** Start of DATASET EXTRACT **
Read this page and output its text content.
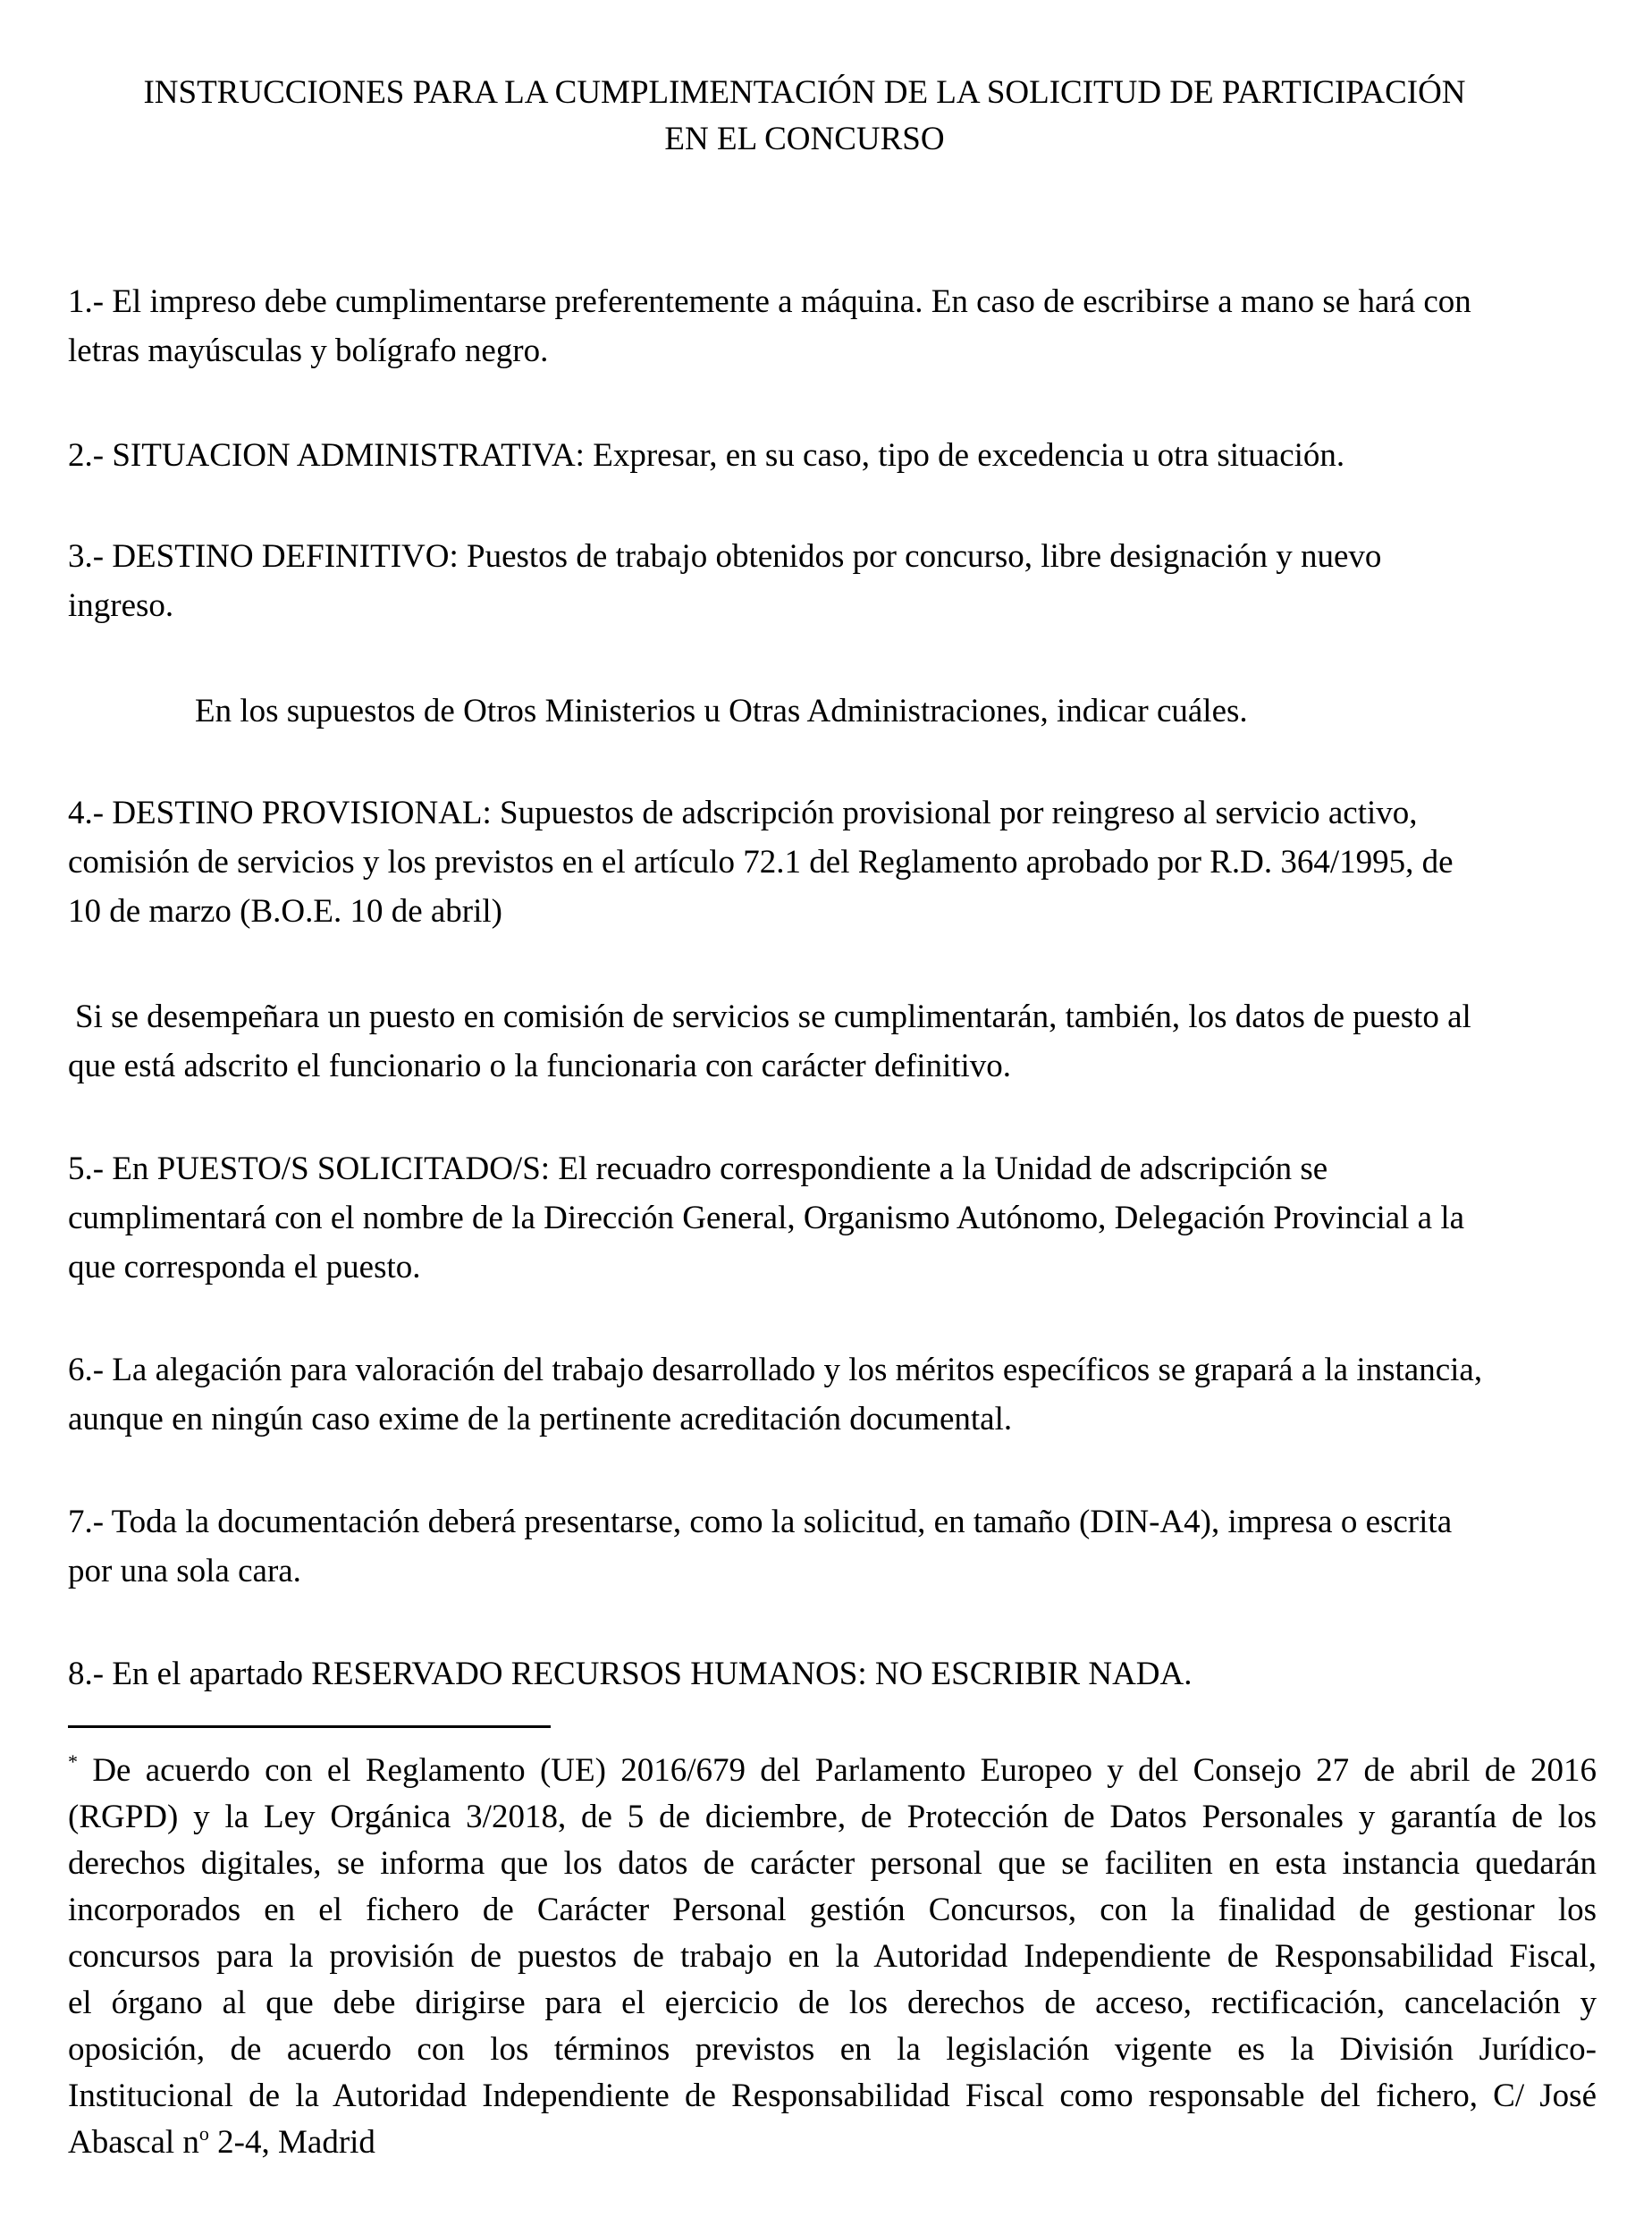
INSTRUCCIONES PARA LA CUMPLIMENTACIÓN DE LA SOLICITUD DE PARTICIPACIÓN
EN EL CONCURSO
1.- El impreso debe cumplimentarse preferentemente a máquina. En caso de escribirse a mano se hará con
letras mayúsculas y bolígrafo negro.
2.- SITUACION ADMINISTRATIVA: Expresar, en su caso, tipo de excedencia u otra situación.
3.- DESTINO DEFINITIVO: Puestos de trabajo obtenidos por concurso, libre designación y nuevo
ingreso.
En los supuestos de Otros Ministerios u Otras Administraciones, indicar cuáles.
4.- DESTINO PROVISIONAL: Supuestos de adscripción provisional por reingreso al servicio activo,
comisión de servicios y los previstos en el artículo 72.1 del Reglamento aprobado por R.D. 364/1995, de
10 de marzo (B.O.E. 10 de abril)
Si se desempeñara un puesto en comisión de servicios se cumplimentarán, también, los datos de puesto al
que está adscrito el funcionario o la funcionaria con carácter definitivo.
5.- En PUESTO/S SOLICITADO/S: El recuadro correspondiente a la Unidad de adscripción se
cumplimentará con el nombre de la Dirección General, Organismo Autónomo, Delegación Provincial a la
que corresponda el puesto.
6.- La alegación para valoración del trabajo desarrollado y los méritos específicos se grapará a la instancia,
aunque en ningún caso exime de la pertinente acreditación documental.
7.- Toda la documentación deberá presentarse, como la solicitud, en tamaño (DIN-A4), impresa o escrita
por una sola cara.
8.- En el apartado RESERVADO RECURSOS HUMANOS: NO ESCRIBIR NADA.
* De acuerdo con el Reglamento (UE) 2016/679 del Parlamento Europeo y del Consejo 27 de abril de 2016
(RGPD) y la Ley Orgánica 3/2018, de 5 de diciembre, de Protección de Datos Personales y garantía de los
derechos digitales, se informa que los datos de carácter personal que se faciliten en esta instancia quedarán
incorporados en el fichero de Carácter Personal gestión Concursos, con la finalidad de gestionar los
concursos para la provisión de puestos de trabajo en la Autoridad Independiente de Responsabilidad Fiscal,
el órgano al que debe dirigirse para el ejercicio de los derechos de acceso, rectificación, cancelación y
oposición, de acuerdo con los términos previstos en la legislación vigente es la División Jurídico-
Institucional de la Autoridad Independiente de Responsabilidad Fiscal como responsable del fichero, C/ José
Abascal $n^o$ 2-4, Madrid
** End of DATASET EXTRACT **
** Start of DATASET EXTRACT **
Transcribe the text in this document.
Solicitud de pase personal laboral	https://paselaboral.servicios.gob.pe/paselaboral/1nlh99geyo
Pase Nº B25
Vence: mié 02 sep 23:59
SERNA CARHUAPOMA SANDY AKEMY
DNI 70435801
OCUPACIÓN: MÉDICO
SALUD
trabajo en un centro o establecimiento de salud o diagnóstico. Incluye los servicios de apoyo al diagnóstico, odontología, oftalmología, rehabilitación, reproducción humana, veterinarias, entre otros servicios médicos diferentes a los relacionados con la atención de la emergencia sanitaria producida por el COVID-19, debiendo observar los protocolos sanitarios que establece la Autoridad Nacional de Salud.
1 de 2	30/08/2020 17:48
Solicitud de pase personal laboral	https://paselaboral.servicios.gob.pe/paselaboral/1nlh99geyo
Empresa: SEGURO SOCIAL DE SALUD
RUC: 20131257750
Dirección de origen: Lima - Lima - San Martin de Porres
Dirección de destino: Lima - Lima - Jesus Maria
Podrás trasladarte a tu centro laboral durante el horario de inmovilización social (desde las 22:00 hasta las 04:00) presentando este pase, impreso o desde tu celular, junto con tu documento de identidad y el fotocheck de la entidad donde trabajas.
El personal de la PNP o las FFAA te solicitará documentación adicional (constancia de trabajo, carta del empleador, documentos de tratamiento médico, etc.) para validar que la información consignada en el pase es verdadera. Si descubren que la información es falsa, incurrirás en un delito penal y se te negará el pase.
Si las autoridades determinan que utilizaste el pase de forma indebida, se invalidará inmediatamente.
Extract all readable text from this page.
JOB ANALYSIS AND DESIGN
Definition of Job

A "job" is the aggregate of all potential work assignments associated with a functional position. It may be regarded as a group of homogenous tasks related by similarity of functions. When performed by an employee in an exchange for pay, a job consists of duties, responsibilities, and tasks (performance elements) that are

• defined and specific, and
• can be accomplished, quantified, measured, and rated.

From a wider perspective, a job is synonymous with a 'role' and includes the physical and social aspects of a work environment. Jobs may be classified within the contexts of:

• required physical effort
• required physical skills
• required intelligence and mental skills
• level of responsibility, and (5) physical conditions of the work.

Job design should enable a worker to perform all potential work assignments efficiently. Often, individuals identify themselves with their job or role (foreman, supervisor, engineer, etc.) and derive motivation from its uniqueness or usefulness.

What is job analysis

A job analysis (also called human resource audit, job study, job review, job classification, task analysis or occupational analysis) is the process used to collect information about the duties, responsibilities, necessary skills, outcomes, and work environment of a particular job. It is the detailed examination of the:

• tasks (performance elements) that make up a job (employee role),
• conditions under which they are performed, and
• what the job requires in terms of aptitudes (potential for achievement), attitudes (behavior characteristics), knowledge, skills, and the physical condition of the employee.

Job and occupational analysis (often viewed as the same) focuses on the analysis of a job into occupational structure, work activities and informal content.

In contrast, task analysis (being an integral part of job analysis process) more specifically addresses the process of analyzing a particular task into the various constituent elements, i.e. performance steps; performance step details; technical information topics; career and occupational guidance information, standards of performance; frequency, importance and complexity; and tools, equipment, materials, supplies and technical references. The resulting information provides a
** End of DATASET EXTRACT **
** Start of DATASET EXTRACT **
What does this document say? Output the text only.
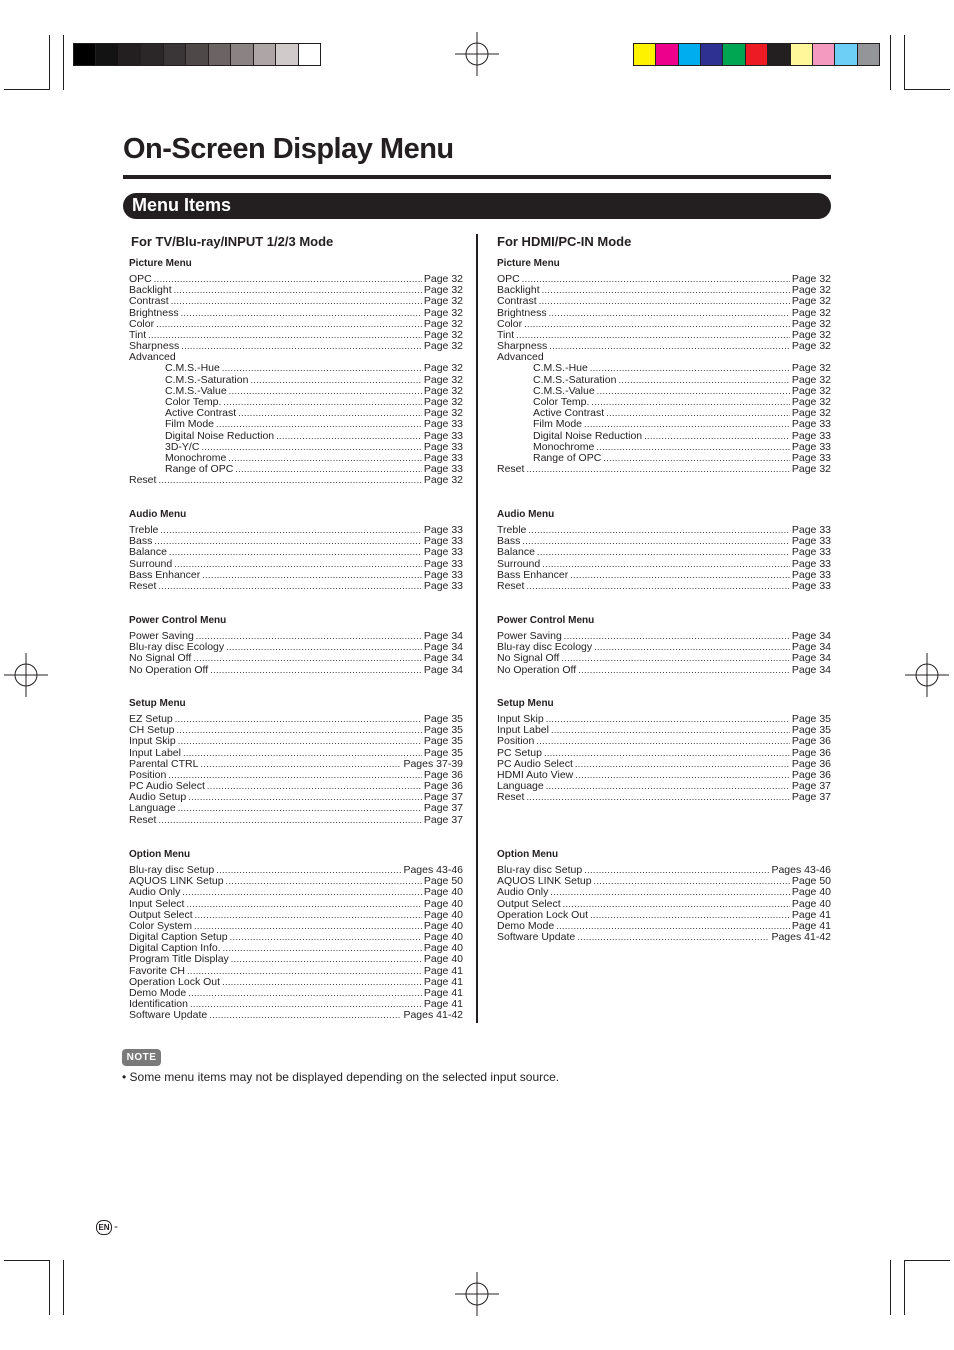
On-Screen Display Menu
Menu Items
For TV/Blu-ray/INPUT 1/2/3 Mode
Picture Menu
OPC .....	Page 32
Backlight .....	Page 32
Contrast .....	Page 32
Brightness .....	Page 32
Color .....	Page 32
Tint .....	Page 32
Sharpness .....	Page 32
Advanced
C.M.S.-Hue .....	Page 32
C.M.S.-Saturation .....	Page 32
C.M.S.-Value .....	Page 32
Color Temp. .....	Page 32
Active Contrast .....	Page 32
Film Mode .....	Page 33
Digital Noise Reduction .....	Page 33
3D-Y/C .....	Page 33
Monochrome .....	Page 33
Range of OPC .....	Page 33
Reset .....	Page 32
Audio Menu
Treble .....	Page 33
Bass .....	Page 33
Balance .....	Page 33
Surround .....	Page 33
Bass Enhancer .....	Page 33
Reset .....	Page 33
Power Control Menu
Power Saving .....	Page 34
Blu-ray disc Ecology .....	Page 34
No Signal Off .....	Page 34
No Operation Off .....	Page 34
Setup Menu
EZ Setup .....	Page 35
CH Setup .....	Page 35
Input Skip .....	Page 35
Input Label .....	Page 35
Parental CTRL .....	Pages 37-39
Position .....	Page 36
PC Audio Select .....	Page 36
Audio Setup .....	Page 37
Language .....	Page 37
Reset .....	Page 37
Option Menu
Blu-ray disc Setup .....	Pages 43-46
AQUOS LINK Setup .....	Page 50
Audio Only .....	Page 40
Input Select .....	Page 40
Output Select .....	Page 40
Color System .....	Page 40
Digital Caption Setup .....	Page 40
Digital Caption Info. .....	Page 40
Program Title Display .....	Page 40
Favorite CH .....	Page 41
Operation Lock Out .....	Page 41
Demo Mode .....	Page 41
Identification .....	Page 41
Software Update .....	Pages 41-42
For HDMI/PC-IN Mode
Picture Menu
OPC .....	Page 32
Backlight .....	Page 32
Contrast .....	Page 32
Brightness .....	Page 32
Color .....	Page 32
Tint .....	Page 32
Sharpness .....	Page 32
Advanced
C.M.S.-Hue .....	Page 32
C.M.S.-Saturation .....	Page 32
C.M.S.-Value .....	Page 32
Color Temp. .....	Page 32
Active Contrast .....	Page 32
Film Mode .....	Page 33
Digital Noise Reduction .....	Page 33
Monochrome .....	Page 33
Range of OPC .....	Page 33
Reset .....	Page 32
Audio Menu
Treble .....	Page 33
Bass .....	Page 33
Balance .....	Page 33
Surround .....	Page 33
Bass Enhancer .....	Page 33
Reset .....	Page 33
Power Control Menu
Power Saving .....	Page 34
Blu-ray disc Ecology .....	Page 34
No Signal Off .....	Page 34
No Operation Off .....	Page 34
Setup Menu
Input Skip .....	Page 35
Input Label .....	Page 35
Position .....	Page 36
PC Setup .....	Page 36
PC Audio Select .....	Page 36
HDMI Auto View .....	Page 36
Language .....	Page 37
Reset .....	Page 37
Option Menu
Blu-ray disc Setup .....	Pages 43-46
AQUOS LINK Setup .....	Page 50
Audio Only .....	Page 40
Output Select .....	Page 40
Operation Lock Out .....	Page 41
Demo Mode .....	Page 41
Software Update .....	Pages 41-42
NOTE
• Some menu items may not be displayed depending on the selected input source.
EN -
** End of DATASET EXTRACT **
▸ YOUR INSTRUCTIONS:
Go through the entries above and pull out each line with "servicios" in it.

▸ RESPONSE TO THE TASK:
comisión de servicios y los previstos en el artículo 72.1 del Reglamento aprobado por R.D. 364/1995, de
Si se desempeñara un puesto en comisión de servicios se cumplimentarán, también, los datos de puesto al
Solicitud de pase personal laboral	https://paselaboral.servicios.gob.pe/paselaboral/1nlh99geyo
trabajo en un centro o establecimiento de salud o diagnóstico. Incluye los servicios de apoyo al diagnóstico, odontología, oftalmología, rehabilitación, reproducción humana, veterinarias, entre otros servicios médicos diferentes a los relacionados con la atención de la emergencia sanitaria producida por el COVID-19, debiendo observar los protocolos sanitarios que establece la Autoridad Nacional de Salud.
Solicitud de pase personal laboral	https://paselaboral.servicios.gob.pe/paselaboral/1nlh99geyo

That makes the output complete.